■ Required work
Note each line where "text" appears, and copy it.

(Records contained in a dataset)
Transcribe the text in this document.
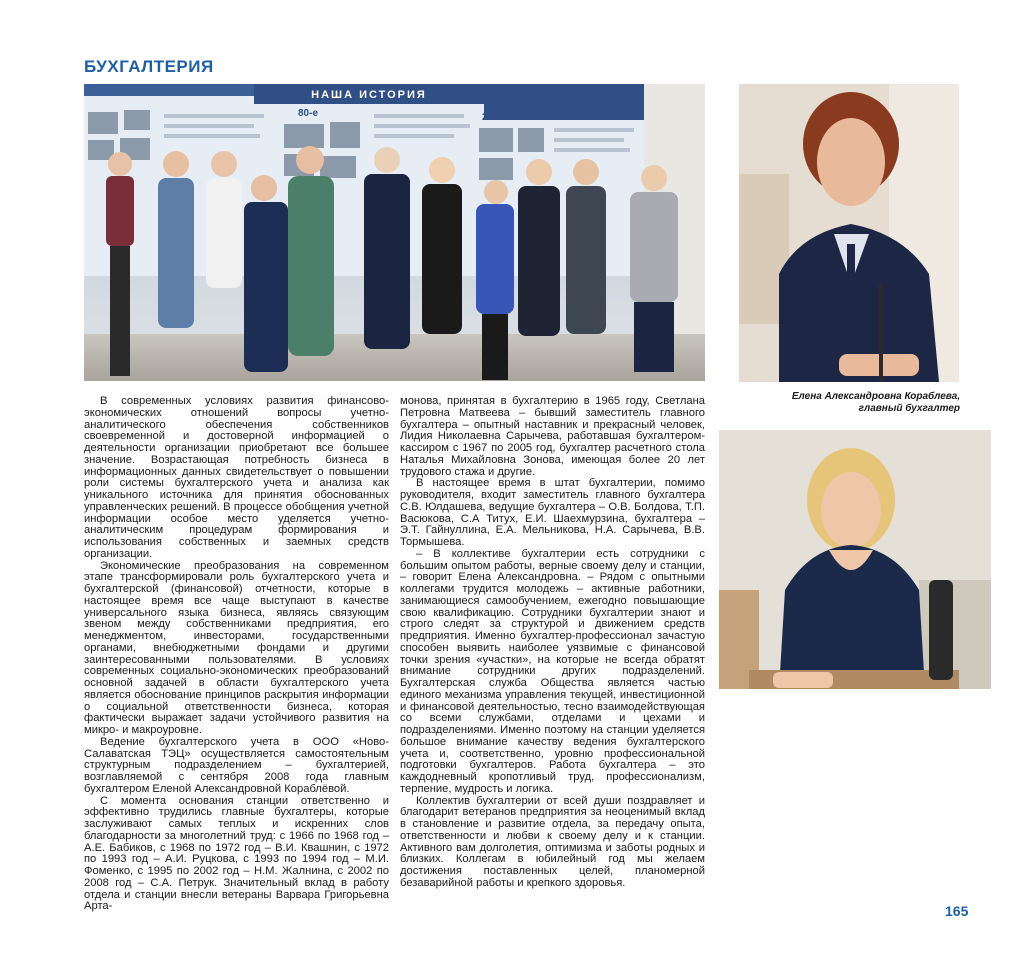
БУХГАЛТЕРИЯ
НАША ИСТОРИЯ
80-е	2000-е
Елена Александровна Кораблева,
главный бухгалтер

В современных условиях развития финансово-экономических отношений вопросы учетно-аналитического обеспечения собственников своевременной и достоверной информацией о деятельности организации приобретают все большее значение. Возрастающая потребность бизнеса в информационных данных свидетельствует о повышении роли системы бухгалтерского учета и анализа как уникального источника для принятия обоснованных управленческих решений. В процессе обобщения учетной информации особое место уделяется учетно-аналитическим процедурам формирования и использования собственных и заемных средств организации.

Экономические преобразования на современном этапе трансформировали роль бухгалтерского учета и бухгалтерской (финансовой) отчетности, которые в настоящее время все чаще выступают в качестве универсального языка бизнеса, являясь связующим звеном между собственниками предприятия, его менеджментом, инвесторами, государственными органами, внебюджетными фондами и другими заинтересованными пользователями. В условиях современных социально-экономических преобразований основной задачей в области бухгалтерского учета является обоснование принципов раскрытия информации о социальной ответственности бизнеса, которая фактически выражает задачи устойчивого развития на микро- и макроуровне.

Ведение бухгалтерского учета в ООО «Ново-Салаватская ТЭЦ» осуществляется самостоятельным структурным подразделением – бухгалтерией, возглавляемой с сентября 2008 года главным бухгалтером Еленой Александровной Кораблёвой.

С момента основания станции ответственно и эффективно трудились главные бухгалтеры, которые заслуживают самых теплых и искренних слов благодарности за многолетний труд: с 1966 по 1968 год – А.Е. Бабиков, с 1968 по 1972 год – В.И. Квашнин, с 1972 по 1993 год – А.И. Руцкова, с 1993 по 1994 год – М.И. Фоменко, с 1995 по 2002 год – Н.М. Жалнина, с 2002 по 2008 год – С.А. Петрук. Значительный вклад в работу отдела и станции внесли ветераны Варвара Григорьевна Арта-

монова, принятая в бухгалтерию в 1965 году, Светлана Петровна Матвеева – бывший заместитель главного бухгалтера – опытный наставник и прекрасный человек, Лидия Николаевна Сарычева, работавшая бухгалтером-кассиром с 1967 по 2005 год, бухгалтер расчетного стола Наталья Михайловна Зонова, имеющая более 20 лет трудового стажа и другие.

В настоящее время в штат бухгалтерии, помимо руководителя, входит заместитель главного бухгалтера С.В. Юлдашева, ведущие бухгалтера – О.В. Болдова, Т.П. Васюкова, С.А Титух, Е.И. Шаехмурзина, бухгалтера – Э.Т. Гайнуллина, Е.А. Мельникова, Н.А. Сарычева, В.В. Тормышева.

– В коллективе бухгалтерии есть сотрудники с большим опытом работы, верные своему делу и станции, – говорит Елена Александровна. – Рядом с опытными коллегами трудится молодежь – активные работники, занимающиеся самообучением, ежегодно повышающие свою квалификацию. Сотрудники бухгалтерии знают и строго следят за структурой и движением средств предприятия. Именно бухгалтер-профессионал зачастую способен выявить наиболее уязвимые с финансовой точки зрения «участки», на которые не всегда обратят внимание сотрудники других подразделений. Бухгалтерская служба Общества является частью единого механизма управления текущей, инвестиционной и финансовой деятельностью, тесно взаимодействующая со всеми службами, отделами и цехами и подразделениями. Именно поэтому на станции уделяется большое внимание качеству ведения бухгалтерского учета и, соответственно, уровню профессиональной подготовки бухгалтеров. Работа бухгалтера – это каждодневный кропотливый труд, профессионализм, терпение, мудрость и логика.

Коллектив бухгалтерии от всей души поздравляет и благодарит ветеранов предприятия за неоценимый вклад в становление и развитие отдела, за передачу опыта, ответственности и любви к своему делу и к станции. Активного вам долголетия, оптимизма и заботы родных и близких. Коллегам в юбилейный год мы желаем достижения поставленных целей, планомерной безаварийной работы и крепкого здоровья.

165
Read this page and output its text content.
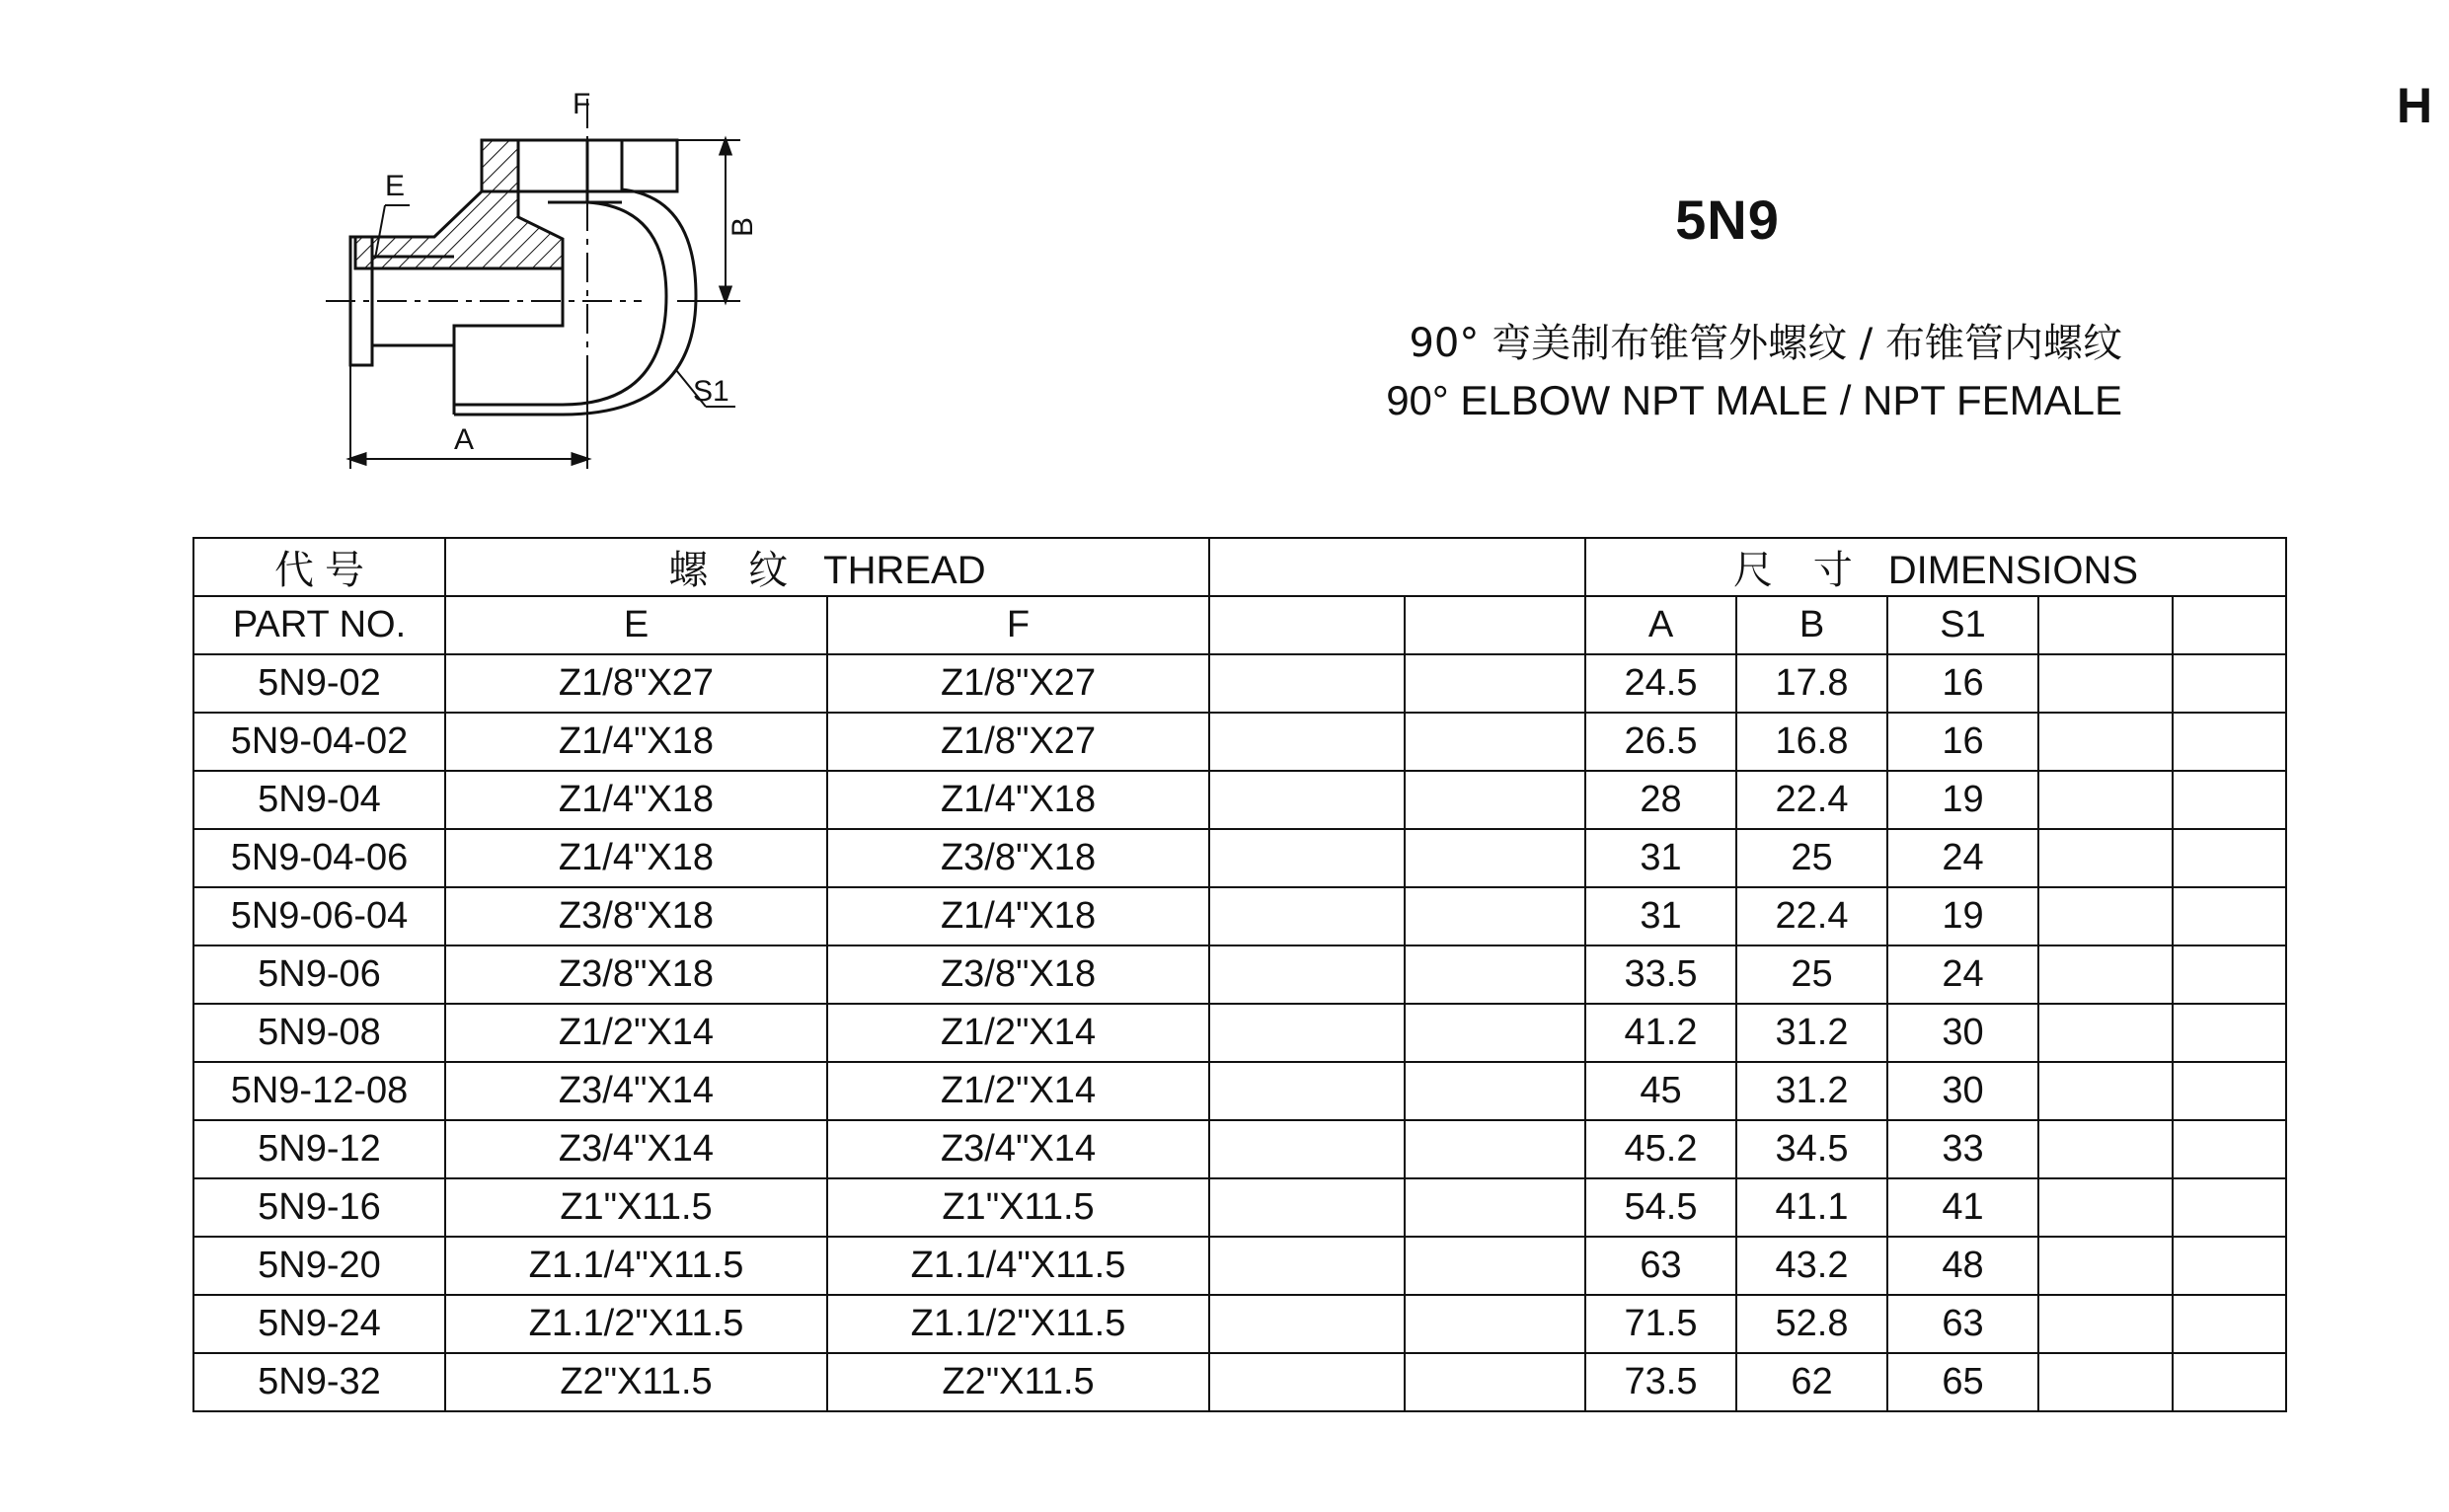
H
F
E
B
S1
A
5N9
90° 弯美制布锥管外螺纹 / 布锥管内螺纹
90° ELBOW NPT MALE / NPT FEMALE
代 号	螺 纹 THREAD				尺 寸 DIMENSIONS				
PART NO.	E	F			A	B	S1		
5N9-02	Z1/8"X27	Z1/8"X27			24.5	17.8	16		
5N9-04-02	Z1/4"X18	Z1/8"X27			26.5	16.8	16		
5N9-04	Z1/4"X18	Z1/4"X18			28	22.4	19		
5N9-04-06	Z1/4"X18	Z3/8"X18			31	25	24		
5N9-06-04	Z3/8"X18	Z1/4"X18			31	22.4	19		
5N9-06	Z3/8"X18	Z3/8"X18			33.5	25	24		
5N9-08	Z1/2"X14	Z1/2"X14			41.2	31.2	30		
5N9-12-08	Z3/4"X14	Z1/2"X14			45	31.2	30		
5N9-12	Z3/4"X14	Z3/4"X14			45.2	34.5	33		
5N9-16	Z1"X11.5	Z1"X11.5			54.5	41.1	41		
5N9-20	Z1.1/4"X11.5	Z1.1/4"X11.5			63	43.2	48		
5N9-24	Z1.1/2"X11.5	Z1.1/2"X11.5			71.5	52.8	63		
5N9-32	Z2"X11.5	Z2"X11.5			73.5	62	65		
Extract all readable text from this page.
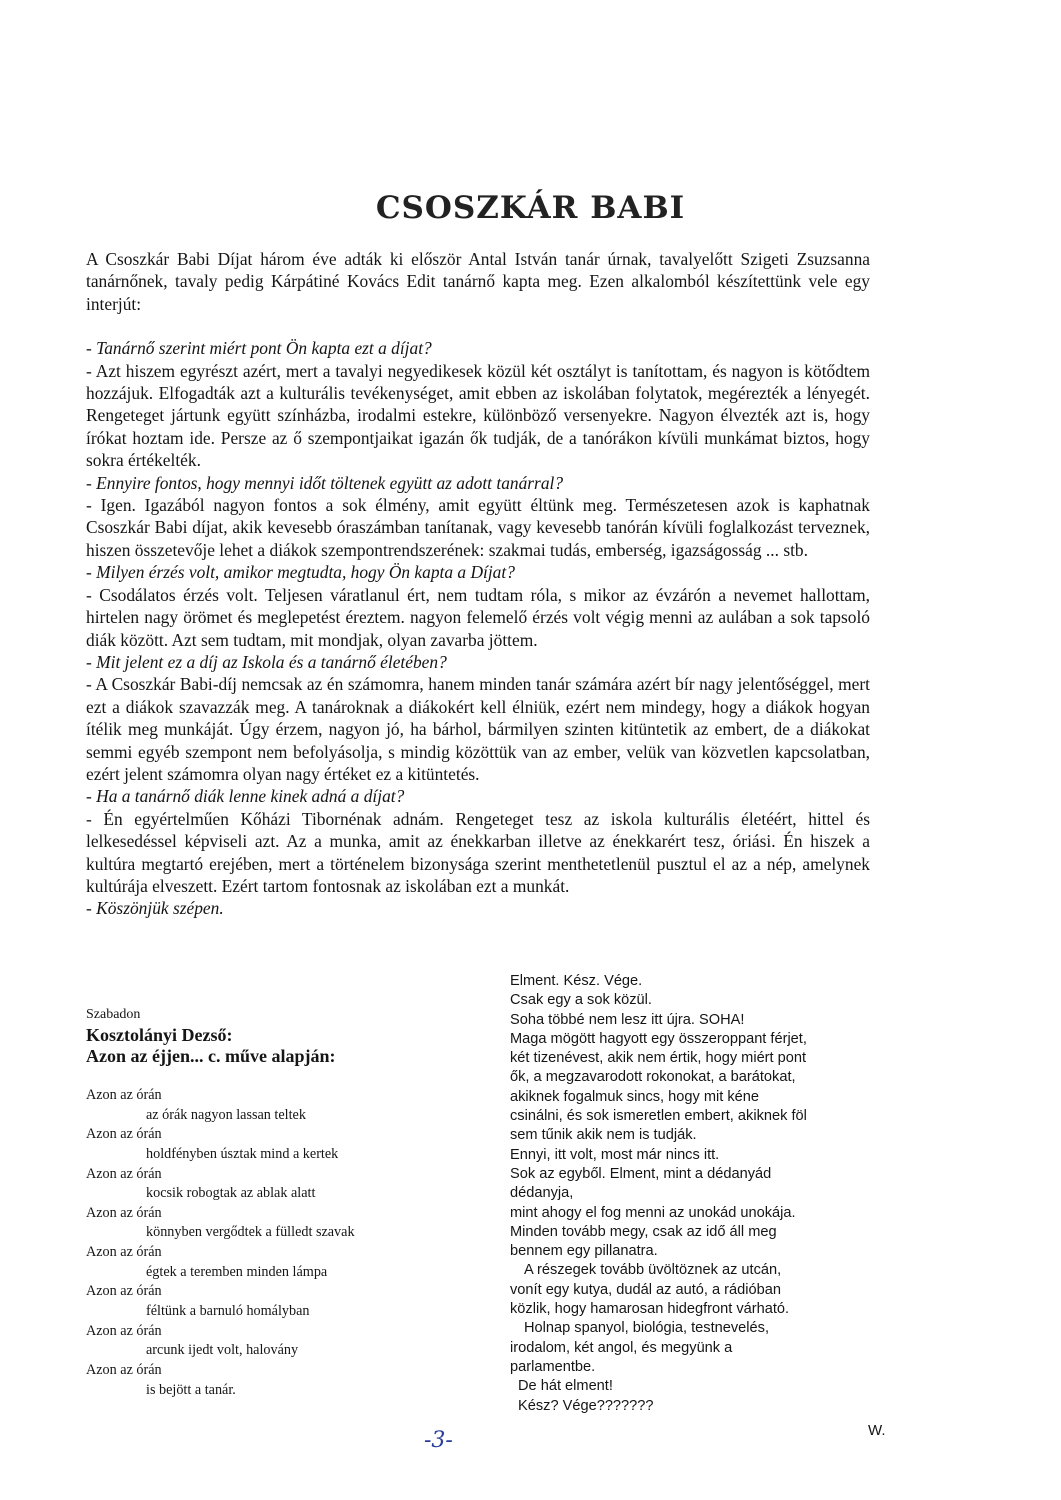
CSOSZKÁR BABI

A Csoszkár Babi Díjat három éve adták ki először Antal István tanár úrnak, tavalyelőtt Szigeti Zsuzsanna tanárnőnek, tavaly pedig Kárpátiné Kovács Edit tanárnő kapta meg. Ezen alkalomból készítettünk vele egy interjút:

- Tanárnő szerint miért pont Ön kapta ezt a díjat?

- Azt hiszem egyrészt azért, mert a tavalyi negyedikesek közül két osztályt is tanítottam, és nagyon is kötődtem hozzájuk. Elfogadták azt a kulturális tevékenységet, amit ebben az iskolában folytatok, megérezték a lényegét. Rengeteget jártunk együtt színházba, irodalmi estekre, különböző versenyekre. Nagyon élvezték azt is, hogy írókat hoztam ide. Persze az ő szempontjaikat igazán ők tudják, de a tanórákon kívüli munkámat biztos, hogy sokra értékelték.

- Ennyire fontos, hogy mennyi időt töltenek együtt az adott tanárral?

- Igen. Igazából nagyon fontos a sok élmény, amit együtt éltünk meg. Természetesen azok is kaphatnak Csoszkár Babi díjat, akik kevesebb óraszámban tanítanak, vagy kevesebb tanórán kívüli foglalkozást terveznek, hiszen összetevője lehet a diákok szempontrendszerének: szakmai tudás, emberség, igazságosság ... stb.

- Milyen érzés volt, amikor megtudta, hogy Ön kapta a Díjat?

- Csodálatos érzés volt. Teljesen váratlanul ért, nem tudtam róla, s mikor az évzárón a nevemet hallottam, hirtelen nagy örömet és meglepetést éreztem. nagyon felemelő érzés volt végig menni az aulában a sok tapsoló diák között. Azt sem tudtam, mit mondjak, olyan zavarba jöttem.

- Mit jelent ez a díj az Iskola és a tanárnő életében?

- A Csoszkár Babi-díj nemcsak az én számomra, hanem minden tanár számára azért bír nagy jelentőséggel, mert ezt a diákok szavazzák meg. A tanároknak a diákokért kell élniük, ezért nem mindegy, hogy a diákok hogyan ítélik meg munkáját. Úgy érzem, nagyon jó, ha bárhol, bármilyen szinten kitüntetik az embert, de a diákokat semmi egyéb szempont nem befolyásolja, s mindig közöttük van az ember, velük van közvetlen kapcsolatban, ezért jelent számomra olyan nagy értéket ez a kitüntetés.

- Ha a tanárnő diák lenne kinek adná a díjat?

- Én egyértelműen Kőházi Tibornénak adnám. Rengeteget tesz az iskola kulturális életéért, hittel és lelkesedéssel képviseli azt. Az a munka, amit az énekkarban illetve az énekkarért tesz, óriási. Én hiszek a kultúra megtartó erejében, mert a történelem bizonysága szerint menthetetlenül pusztul el az a nép, amelynek kultúrája elveszett. Ezért tartom fontosnak az iskolában ezt a munkát.

- Köszönjük szépen.

Szabadon

Kosztolányi Dezső:

Azon az éjjen... c. műve alapján:

Azon az órán

az órák nagyon lassan teltek

Azon az órán

holdfényben úsztak mind a kertek

Azon az órán

kocsik robogtak az ablak alatt

Azon az órán

könnyben vergődtek a fülledt szavak

Azon az órán

égtek a teremben minden lámpa

Azon az órán

féltünk a barnuló homályban

Azon az órán

arcunk ijedt volt, halovány

Azon az órán

is bejött a tanár.

Elment. Kész. Vége.

Csak egy a sok közül.

Soha többé nem lesz itt újra. SOHA!

Maga mögött hagyott egy összeroppant férjet,

két tizenévest, akik nem értik, hogy miért pont

ők, a megzavarodott rokonokat, a barátokat,

akiknek fogalmuk sincs, hogy mit kéne

csinálni, és sok ismeretlen embert, akiknek föl

sem tűnik akik nem is tudják.

Ennyi, itt volt, most már nincs itt.

Sok az egyből. Elment, mint a dédanyád

dédanyja,

mint ahogy el fog menni az unokád unokája.

Minden tovább megy, csak az idő áll meg

bennem egy pillanatra.

A részegek tovább üvöltöznek az utcán,

vonít egy kutya, dudál az autó, a rádióban

közlik, hogy hamarosan hidegfront várható.

Holnap spanyol, biológia, testnevelés,

irodalom, két angol, és megyünk a

parlamentbe.

De hát elment!

Kész? Vége???????

-3-	W.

■ Solution to this task
Transcribe the text in this document.
Read this page and output its text content.
Extract all readable text from this page.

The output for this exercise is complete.